═══ Records supplied ═══

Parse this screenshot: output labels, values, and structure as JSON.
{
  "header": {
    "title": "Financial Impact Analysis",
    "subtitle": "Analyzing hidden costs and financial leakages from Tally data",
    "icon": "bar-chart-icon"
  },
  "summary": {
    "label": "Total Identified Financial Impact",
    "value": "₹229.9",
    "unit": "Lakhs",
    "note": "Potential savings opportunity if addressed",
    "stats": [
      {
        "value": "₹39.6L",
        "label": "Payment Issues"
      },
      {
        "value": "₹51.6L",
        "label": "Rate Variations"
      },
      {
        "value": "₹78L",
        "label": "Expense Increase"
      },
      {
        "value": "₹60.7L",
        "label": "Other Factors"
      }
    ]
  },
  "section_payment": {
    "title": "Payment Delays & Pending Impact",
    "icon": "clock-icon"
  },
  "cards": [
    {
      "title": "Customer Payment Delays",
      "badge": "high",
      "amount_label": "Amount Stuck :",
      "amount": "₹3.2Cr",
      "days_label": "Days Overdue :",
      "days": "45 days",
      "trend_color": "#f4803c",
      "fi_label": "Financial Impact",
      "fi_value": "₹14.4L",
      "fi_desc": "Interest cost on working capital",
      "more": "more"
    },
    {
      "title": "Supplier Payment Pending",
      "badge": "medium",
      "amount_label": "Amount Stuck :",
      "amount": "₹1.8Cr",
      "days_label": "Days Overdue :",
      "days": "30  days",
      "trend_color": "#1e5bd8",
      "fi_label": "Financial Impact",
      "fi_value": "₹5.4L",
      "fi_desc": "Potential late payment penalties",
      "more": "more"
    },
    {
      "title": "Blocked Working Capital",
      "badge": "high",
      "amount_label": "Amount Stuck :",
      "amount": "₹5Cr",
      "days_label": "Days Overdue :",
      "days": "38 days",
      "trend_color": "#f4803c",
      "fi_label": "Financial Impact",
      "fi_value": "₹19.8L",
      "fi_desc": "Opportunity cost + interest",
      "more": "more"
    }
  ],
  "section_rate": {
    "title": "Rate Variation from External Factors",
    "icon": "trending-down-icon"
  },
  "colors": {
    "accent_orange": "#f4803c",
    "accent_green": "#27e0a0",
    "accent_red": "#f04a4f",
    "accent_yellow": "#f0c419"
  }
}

═══

The listing above should be transcribed in full, exactly as written.

• [Correct answer]:
Parse this screenshot: output labels, values, and structure as JSON.
{
  "header": {
    "title": "Financial Impact Analysis",
    "subtitle": "Analyzing hidden costs and financial leakages from Tally data",
    "icon": "bar-chart-icon"
  },
  "summary": {
    "label": "Total Identified Financial Impact",
    "value": "₹229.9",
    "unit": "Lakhs",
    "note": "Potential savings opportunity if addressed",
    "stats": [
      {
        "value": "₹39.6L",
        "label": "Payment Issues"
      },
      {
        "value": "₹51.6L",
        "label": "Rate Variations"
      },
      {
        "value": "₹78L",
        "label": "Expense Increase"
      },
      {
        "value": "₹60.7L",
        "label": "Other Factors"
      }
    ]
  },
  "section_payment": {
    "title": "Payment Delays & Pending Impact",
    "icon": "clock-icon"
  },
  "cards": [
    {
      "title": "Customer Payment Delays",
      "badge": "high",
      "amount_label": "Amount Stuck :",
      "amount": "₹3.2Cr",
      "days_label": "Days Overdue :",
      "days": "45 days",
      "trend_color": "#f4803c",
      "fi_label": "Financial Impact",
      "fi_value": "₹14.4L",
      "fi_desc": "Interest cost on working capital",
      "more": "more"
    },
    {
      "title": "Supplier Payment Pending",
      "badge": "medium",
      "amount_label": "Amount Stuck :",
      "amount": "₹1.8Cr",
      "days_label": "Days Overdue :",
      "days": "30  days",
      "trend_color": "#1e5bd8",
      "fi_label": "Financial Impact",
      "fi_value": "₹5.4L",
      "fi_desc": "Potential late payment penalties",
      "more": "more"
    },
    {
      "title": "Blocked Working Capital",
      "badge": "high",
      "amount_label": "Amount Stuck :",
      "amount": "₹5Cr",
      "days_label": "Days Overdue :",
      "days": "38 days",
      "trend_color": "#f4803c",
      "fi_label": "Financial Impact",
      "fi_value": "₹19.8L",
      "fi_desc": "Opportunity cost + interest",
      "more": "more"
    }
  ],
  "section_rate": {
    "title": "Rate Variation from External Factors",
    "icon": "trending-down-icon"
  },
  "colors": {
    "accent_orange": "#f4803c",
    "accent_green": "#27e0a0",
    "accent_red": "#f04a4f",
    "accent_yellow": "#f0c419"
  }
}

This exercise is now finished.